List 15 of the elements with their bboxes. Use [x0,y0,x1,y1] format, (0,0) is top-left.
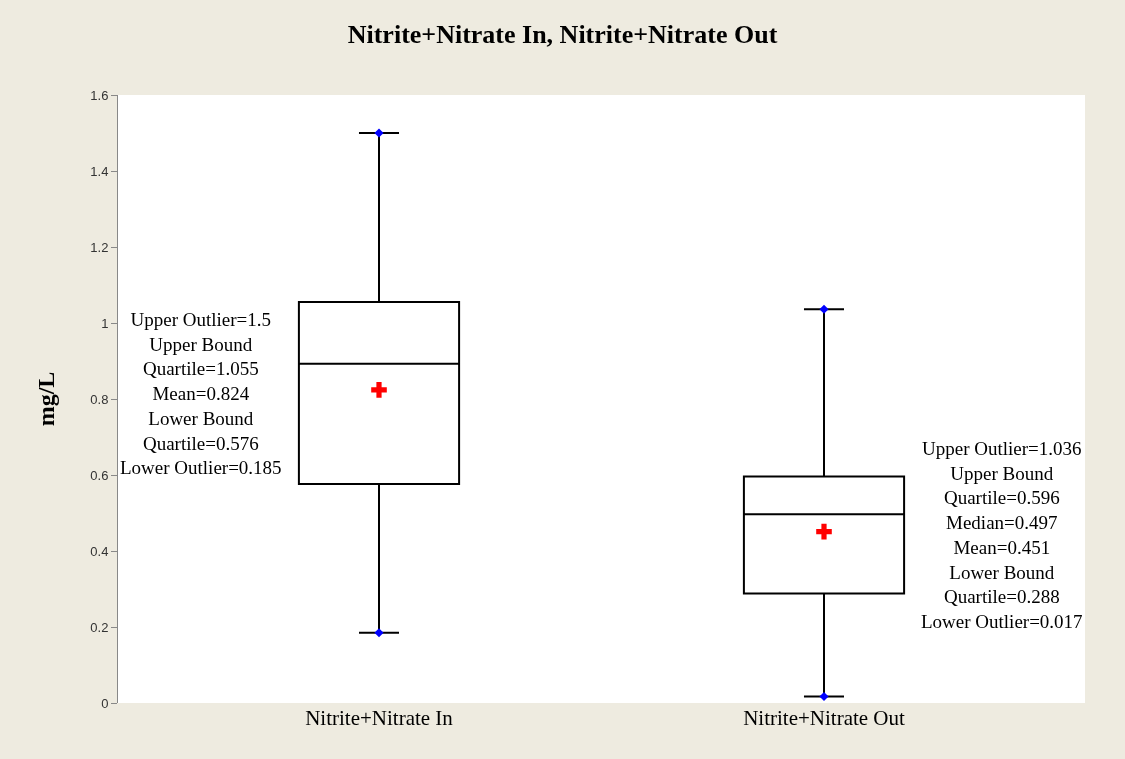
x-tick-label: Nitrite+Nitrate Out [743,706,906,730]
y-tick-label: 0.6 [90,467,109,483]
x-tick-label: Nitrite+Nitrate In [305,706,454,730]
y-tick-label: 1.2 [90,239,109,255]
y-tick-label: 1.4 [90,163,109,179]
chart-title: Nitrite+Nitrate In, Nitrite+Nitrate Out [347,20,778,50]
y-tick-label: 0.8 [90,391,109,407]
y-tick-label: 0 [101,695,109,711]
y-tick-label: 1.6 [90,87,109,103]
y-tick-label: 0.2 [90,619,109,635]
y-tick-label: 0.4 [90,543,109,559]
annotation: Upper Outlier=1.5 Upper Bound Quartile=1.055 Mean=0.824 Lower Bound Quartile=0.576 Lower Outlier=0.185 [120,309,282,479]
y-axis-title: mg/L [33,371,60,427]
annotation: Upper Outlier=1.036 Upper Bound Quartile=0.596 Median=0.497 Mean=0.451 Lower Bound Quartile=0.288 Lower Outlier=0.017 [921,438,1083,632]
y-tick-label: 1 [101,315,109,331]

◇ ◇ ◇ ◇ ◇ ◇ ◇

• **TASK OBJECTIVE**
Lay out the stretch from the line containing "x-tick-label: Nitrite+Nitrate Out" through the end of the entries as a Markdown table with the columns Row and Text. Put each line in its own numbered row and skip any blank lines.

• **SOLUTION**
| Row | Text |
|---|---|
| 1 | x-tick-label: Nitrite+Nitrate Out [743,706,906,730] |
| 2 | y-tick-label: 0.6 [90,467,109,483] |
| 3 | x-tick-label: Nitrite+Nitrate In [305,706,454,730] |
| 4 | y-tick-label: 1.2 [90,239,109,255] |
| 5 | y-tick-label: 1.4 [90,163,109,179] |
| 6 | chart-title: Nitrite+Nitrate In, Nitrite+Nitrate Out [347,20,778,50] |
| 7 | y-tick-label: 0.8 [90,391,109,407] |
| 8 | y-tick-label: 0 [101,695,109,711] |
| 9 | y-tick-label: 1.6 [90,87,109,103] |
| 10 | y-tick-label: 0.2 [90,619,109,635] |
| 11 | y-tick-label: 0.4 [90,543,109,559] |
| 12 | annotation: Upper Outlier=1.5 Upper Bound Quartile=1.055 Mean=0.824 Lower Bound Quartile=0.576 Lower Outlier=0.185 [120,309,282,479] |
| 13 | y-axis-title: mg/L [33,371,60,427] |
| 14 | annotation: Upper Outlier=1.036 Upper Bound Quartile=0.596 Median=0.497 Mean=0.451 Lower Bound Quartile=0.288 Lower Outlier=0.017 [921,438,1083,632] |
| 15 | y-tick-label: 1 [101,315,109,331] |